▶ **Short task**:
Gather, from the listing beneath this task, every line holding the string "Подпрограмма".

▶ **Data**:
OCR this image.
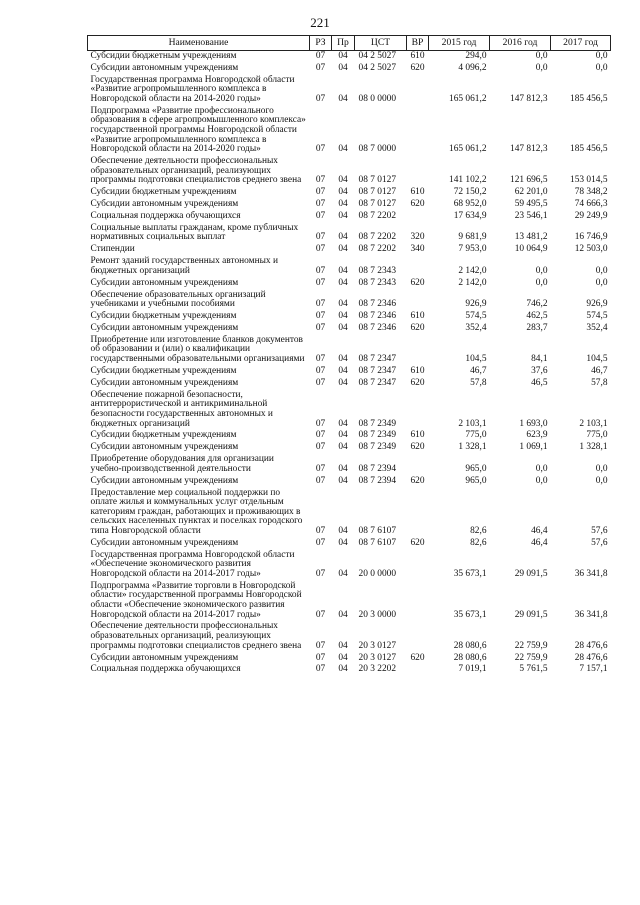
221
Наименование	РЗ	Пр	ЦСТ	ВР	2015 год	2016 год	2017 год
Субсидии бюджетным учреждениям	07	04	04 2 5027	610	294,0	0,0	0,0
Субсидии автономным учреждениям	07	04	04 2 5027	620	4 096,2	0,0	0,0
Государственная программа Новгородской области «Развитие агропромышленного комплекса в Новгородской области на 2014-2020 годы»	07	04	08 0 0000		165 061,2	147 812,3	185 456,5
Подпрограмма «Развитие профессионального образования в сфере агропромышленного комплекса» государственной программы Новгородской области «Развитие агропромышленного комплекса в Новгородской области на 2014-2020 годы»	07	04	08 7 0000		165 061,2	147 812,3	185 456,5
Обеспечение деятельности профессиональных образовательных организаций, реализующих программы подготовки специалистов среднего звена	07	04	08 7 0127		141 102,2	121 696,5	153 014,5
Субсидии бюджетным учреждениям	07	04	08 7 0127	610	72 150,2	62 201,0	78 348,2
Субсидии автономным учреждениям	07	04	08 7 0127	620	68 952,0	59 495,5	74 666,3
Социальная поддержка обучающихся	07	04	08 7 2202		17 634,9	23 546,1	29 249,9
Социальные выплаты гражданам, кроме публичных нормативных социальных выплат	07	04	08 7 2202	320	9 681,9	13 481,2	16 746,9
Стипендии	07	04	08 7 2202	340	7 953,0	10 064,9	12 503,0
Ремонт зданий государственных автономных и бюджетных организаций	07	04	08 7 2343		2 142,0	0,0	0,0
Субсидии автономным учреждениям	07	04	08 7 2343	620	2 142,0	0,0	0,0
Обеспечение образовательных организаций учебниками и учебными пособиями	07	04	08 7 2346		926,9	746,2	926,9
Субсидии бюджетным учреждениям	07	04	08 7 2346	610	574,5	462,5	574,5
Субсидии автономным учреждениям	07	04	08 7 2346	620	352,4	283,7	352,4
Приобретение или изготовление бланков документов об образовании и (или) о квалификации государственными образовательными организациями	07	04	08 7 2347		104,5	84,1	104,5
Субсидии бюджетным учреждениям	07	04	08 7 2347	610	46,7	37,6	46,7
Субсидии автономным учреждениям	07	04	08 7 2347	620	57,8	46,5	57,8
Обеспечение пожарной безопасности, антитеррористической и антикриминальной безопасности государственных автономных и бюджетных организаций	07	04	08 7 2349		2 103,1	1 693,0	2 103,1
Субсидии бюджетным учреждениям	07	04	08 7 2349	610	775,0	623,9	775,0
Субсидии автономным учреждениям	07	04	08 7 2349	620	1 328,1	1 069,1	1 328,1
Приобретение оборудования для организации учебно-производственной деятельности	07	04	08 7 2394		965,0	0,0	0,0
Субсидии автономным учреждениям	07	04	08 7 2394	620	965,0	0,0	0,0
Предоставление мер социальной поддержки по оплате жилья и коммунальных услуг отдельным категориям граждан, работающих и проживающих в сельских населенных пунктах и поселках городского типа Новгородской области	07	04	08 7 6107		82,6	46,4	57,6
Субсидии автономным учреждениям	07	04	08 7 6107	620	82,6	46,4	57,6
Государственная программа Новгородской области «Обеспечение экономического развития Новгородской области на 2014-2017 годы»	07	04	20 0 0000		35 673,1	29 091,5	36 341,8
Подпрограмма «Развитие торговли в Новгородской области» государственной программы Новгородской области «Обеспечение экономического развития Новгородской области на 2014-2017 годы»	07	04	20 3 0000		35 673,1	29 091,5	36 341,8
Обеспечение деятельности профессиональных образовательных организаций, реализующих программы подготовки специалистов среднего звена	07	04	20 3 0127		28 080,6	22 759,9	28 476,6
Субсидии автономным учреждениям	07	04	20 3 0127	620	28 080,6	22 759,9	28 476,6
Социальная поддержка обучающихся	07	04	20 3 2202		7 019,1	5 761,5	7 157,1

▶ **Solution below**:
Подпрограмма «Развитие профессионального образования в сфере агропромышленного комплекса» государственной программы Новгородской области «Развитие агропромышленного комплекса в Новгородской области на 2014-2020 годы»	07	04	08 7 0000		165 061,2	147 812,3	185 456,5
Подпрограмма «Развитие торговли в Новгородской области» государственной программы Новгородской области «Обеспечение экономического развития Новгородской области на 2014-2017 годы»	07	04	20 3 0000		35 673,1	29 091,5	36 341,8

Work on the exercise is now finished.